::: Приведённый отрывок
Накануне восстания, в декабре 1924 г., были арестованы многие лидеры грядущего выступления: Юсуф Зия, Джибранлы Халит-бей и другие. Это способствовало концентрации всей власти в руках шейха Саида и стремительной подготовке сил для начала восстания. Значительно ослаблял восставших уже ставший традиционным племенной партикуляризм курдов. Курдское племя хормек (кызылбаши) резко выступило против планов восстания, при этом сообщив о нем турецкому чиновнику[120]. Курды Дерсима и Муша также не поддержали восставших. Ускорила наступление восстания стычка в деревне Пиран 5 февраля между отрядом шейха Саида и турецкими жандармами. Вслед за этим брат шейха Саида, Тахир, захватил почту в Лидже. 14 февраля восставшие войском в 10 тыс. человек взяли Гянж. Вскоре восстание охватило 14 вилайетов юго-востока Турции и в нем приняли участие около 35 курдских племен. Стратегической целью шейха Саида являлся захват Диярбакыра и объявление его столицей независимого государства, в конце февраля он начал стягивать свои войска к городу, но приступ 11 марта оказался неудачным и курды были вынуждены отступить[121]. Это стало переломным моментом войны. Турецкие власти подвели подкрепление к Диярбакыру и стали активно теснить отряды шейха Саида. 26 марта турецкие войска начали наступление сразу же в трех районах: Диярбакыр, Варто и Элязиз. Девятый корпус турецкой армии занял Варто.
::::::
::: Предоставленные материалы
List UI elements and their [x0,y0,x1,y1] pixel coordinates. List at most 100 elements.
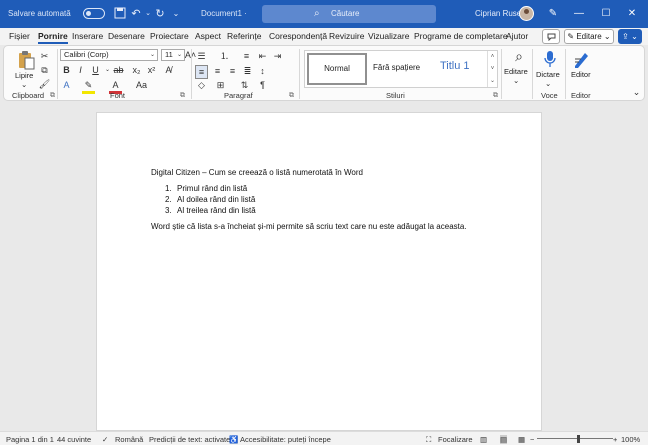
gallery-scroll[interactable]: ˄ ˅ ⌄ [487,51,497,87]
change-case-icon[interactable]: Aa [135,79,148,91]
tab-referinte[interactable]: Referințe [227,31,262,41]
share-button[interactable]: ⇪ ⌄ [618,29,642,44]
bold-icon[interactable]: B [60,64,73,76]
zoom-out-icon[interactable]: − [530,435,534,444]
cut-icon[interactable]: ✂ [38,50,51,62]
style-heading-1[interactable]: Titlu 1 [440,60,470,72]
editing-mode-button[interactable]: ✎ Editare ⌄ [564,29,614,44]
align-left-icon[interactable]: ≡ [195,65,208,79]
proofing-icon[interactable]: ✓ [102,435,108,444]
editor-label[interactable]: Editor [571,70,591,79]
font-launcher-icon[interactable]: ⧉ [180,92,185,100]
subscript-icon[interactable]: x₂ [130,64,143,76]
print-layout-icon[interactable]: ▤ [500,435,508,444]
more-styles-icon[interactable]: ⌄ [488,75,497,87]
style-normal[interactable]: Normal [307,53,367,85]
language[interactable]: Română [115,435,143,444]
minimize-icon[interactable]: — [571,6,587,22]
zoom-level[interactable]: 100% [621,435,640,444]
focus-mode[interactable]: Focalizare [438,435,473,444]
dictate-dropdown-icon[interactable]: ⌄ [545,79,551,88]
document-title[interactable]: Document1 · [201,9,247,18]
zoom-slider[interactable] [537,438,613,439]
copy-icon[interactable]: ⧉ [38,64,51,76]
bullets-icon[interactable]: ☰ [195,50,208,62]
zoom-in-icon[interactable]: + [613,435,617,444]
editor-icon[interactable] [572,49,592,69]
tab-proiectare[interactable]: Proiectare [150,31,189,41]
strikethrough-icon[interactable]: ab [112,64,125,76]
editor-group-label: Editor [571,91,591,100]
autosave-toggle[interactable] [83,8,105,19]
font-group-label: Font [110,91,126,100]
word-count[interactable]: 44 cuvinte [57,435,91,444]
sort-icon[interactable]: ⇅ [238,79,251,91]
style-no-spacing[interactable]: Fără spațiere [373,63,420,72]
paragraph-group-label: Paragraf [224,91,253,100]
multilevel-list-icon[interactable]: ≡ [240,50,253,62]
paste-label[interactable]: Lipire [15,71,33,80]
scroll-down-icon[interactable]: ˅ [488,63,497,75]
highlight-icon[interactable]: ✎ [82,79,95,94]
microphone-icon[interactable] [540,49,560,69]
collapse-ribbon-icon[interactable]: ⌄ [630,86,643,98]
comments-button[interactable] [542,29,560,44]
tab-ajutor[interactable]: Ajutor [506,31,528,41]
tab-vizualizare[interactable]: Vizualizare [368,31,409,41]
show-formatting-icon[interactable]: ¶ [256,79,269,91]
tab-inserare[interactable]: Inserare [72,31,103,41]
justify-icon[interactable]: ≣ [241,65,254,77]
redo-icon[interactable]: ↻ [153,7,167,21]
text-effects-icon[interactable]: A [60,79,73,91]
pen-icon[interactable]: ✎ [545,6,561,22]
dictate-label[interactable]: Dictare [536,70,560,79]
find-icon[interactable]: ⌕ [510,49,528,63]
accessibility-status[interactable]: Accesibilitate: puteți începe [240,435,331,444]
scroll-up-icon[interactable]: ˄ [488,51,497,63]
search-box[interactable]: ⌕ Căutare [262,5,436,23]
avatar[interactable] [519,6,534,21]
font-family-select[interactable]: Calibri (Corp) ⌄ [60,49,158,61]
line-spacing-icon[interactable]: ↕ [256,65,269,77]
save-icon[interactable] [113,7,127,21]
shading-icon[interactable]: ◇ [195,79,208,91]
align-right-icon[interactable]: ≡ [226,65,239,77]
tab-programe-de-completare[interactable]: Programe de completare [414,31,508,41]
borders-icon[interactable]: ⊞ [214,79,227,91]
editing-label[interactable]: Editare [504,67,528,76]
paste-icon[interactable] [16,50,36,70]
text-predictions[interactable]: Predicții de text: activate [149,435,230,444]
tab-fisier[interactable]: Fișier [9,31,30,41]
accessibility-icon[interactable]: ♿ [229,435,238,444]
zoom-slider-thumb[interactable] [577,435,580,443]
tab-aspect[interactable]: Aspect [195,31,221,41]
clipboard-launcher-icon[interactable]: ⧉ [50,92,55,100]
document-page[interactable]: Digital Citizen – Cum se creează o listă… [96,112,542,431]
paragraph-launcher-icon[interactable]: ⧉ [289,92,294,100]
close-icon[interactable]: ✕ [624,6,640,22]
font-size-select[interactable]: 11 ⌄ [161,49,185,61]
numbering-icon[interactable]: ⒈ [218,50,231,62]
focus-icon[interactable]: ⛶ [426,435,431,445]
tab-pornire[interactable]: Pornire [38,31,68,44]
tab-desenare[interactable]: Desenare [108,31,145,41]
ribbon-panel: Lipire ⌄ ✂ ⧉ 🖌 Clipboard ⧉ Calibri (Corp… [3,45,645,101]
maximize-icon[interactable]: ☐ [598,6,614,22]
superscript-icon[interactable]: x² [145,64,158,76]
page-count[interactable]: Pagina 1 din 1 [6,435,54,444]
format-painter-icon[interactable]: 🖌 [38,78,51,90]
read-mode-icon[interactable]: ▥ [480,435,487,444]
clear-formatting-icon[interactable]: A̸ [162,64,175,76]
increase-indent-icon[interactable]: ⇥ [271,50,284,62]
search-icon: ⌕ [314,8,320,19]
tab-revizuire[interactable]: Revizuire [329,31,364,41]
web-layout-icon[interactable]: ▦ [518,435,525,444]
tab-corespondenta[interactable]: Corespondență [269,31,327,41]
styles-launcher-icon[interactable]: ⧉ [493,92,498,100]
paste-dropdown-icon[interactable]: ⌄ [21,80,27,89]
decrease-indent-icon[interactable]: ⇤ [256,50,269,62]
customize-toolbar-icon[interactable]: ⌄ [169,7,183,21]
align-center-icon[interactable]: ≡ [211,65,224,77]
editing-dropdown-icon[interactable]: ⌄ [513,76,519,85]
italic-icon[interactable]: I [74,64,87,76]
::::::
* **Задания**
• a. Определите, согласуется ли с отрывком о восстании шейха Саида каждое из утверждений ниже, и в ответе на каждое дайте «да» или «нет» с точной цитатой из отрывка, на которой основан вывод. (i) Курдское племя хормек поддержало планы восстания. (ii) 14 февраля восставшие взяли Гянж. (iii) Приступ к Диярбакыру 11 марта завершился успехом для курдов.
• b. Напишите продолжение отрывка о восстании шейха Саида, начиная сразу после его последнего предложения.
Записи составляют самостоятельный материал, отдельный от отрывка.

* **Итоговые ответы**
• a.
(i) Нет: «Курдское племя хормек (кызылбаши) резко выступило против планов восстания».
(ii) Да: «14 февраля восставшие войском в 10 тыс. человек взяли Гянж».
(iii) Нет: «но приступ 11 марта оказался неудачным и курды были вынуждены отступить».

• b.
Военные меры подавления кемалилисты сочетали с грамотной законодательно-административной деятельностью. В феврале 1925 г. ВНСТ принимает новый законопроект. Он касался запрета всякого использования религии в политических целях. Корректировался и закон об измене родине, он так же стал содержать запрет на создание политических организации на религиозной основе[122]. Третьего марта ближайшим соратником Ататюрка, Исмет-пашой, был сформирован новый кабинет. Его основным курсом стало подавление всякой оппозиции в стране и военное уничтожение восставших курдов. Для этого создавались суды независимости, которые могли выносить смертные приговоры без санкции междлиса. Исмет-паша заявил: «Прежде всего во внутренней политике мы попытаемся ликвидировать последние события, предохранить страну от интриг, обеспечить общественное спокойствие и укрепить во всех отношениях авторитет государства благодаря тем специальным действенным мерам, которые мы считаем полезными принять»[123]. К концу марта турецкие войска в составе 7,8,9 корпусов, а также две дивизии из 3 и 5 корпусов под командованием генерала Кемалетдина Сами-паши, были готовы разбить силы повстанцев. Главное сражение между ними произошло в середине апреля в Генджской котловине. Шейх Саид бы разбит и окружен, вместе с ним в плен попали шейх Абдуллах, шейх Галиб и другие[124]. Это означало окончательный разгром курдского восстания, несмотря на то, что отдельные отряды повстанцев сопротивлялись до мая 1925 г. Лишь 31 мая Ататюрк объявил о демобилизации войск, посланных для подавления восставших. Вскоре за разгромом восстания шейха Саида состоялся суд, который 29 июня приговорил шейха и 47 главных участников восстания к смертной казни. Последними словами шейха Саида стали: «Естественная жизнь приходит к концу. Я нисколько не сожалею, что приношу себя в жертву своему народу. Мы довольствуемся тем, что нашим внукам не будет стыдно за нас перед врагами»[125].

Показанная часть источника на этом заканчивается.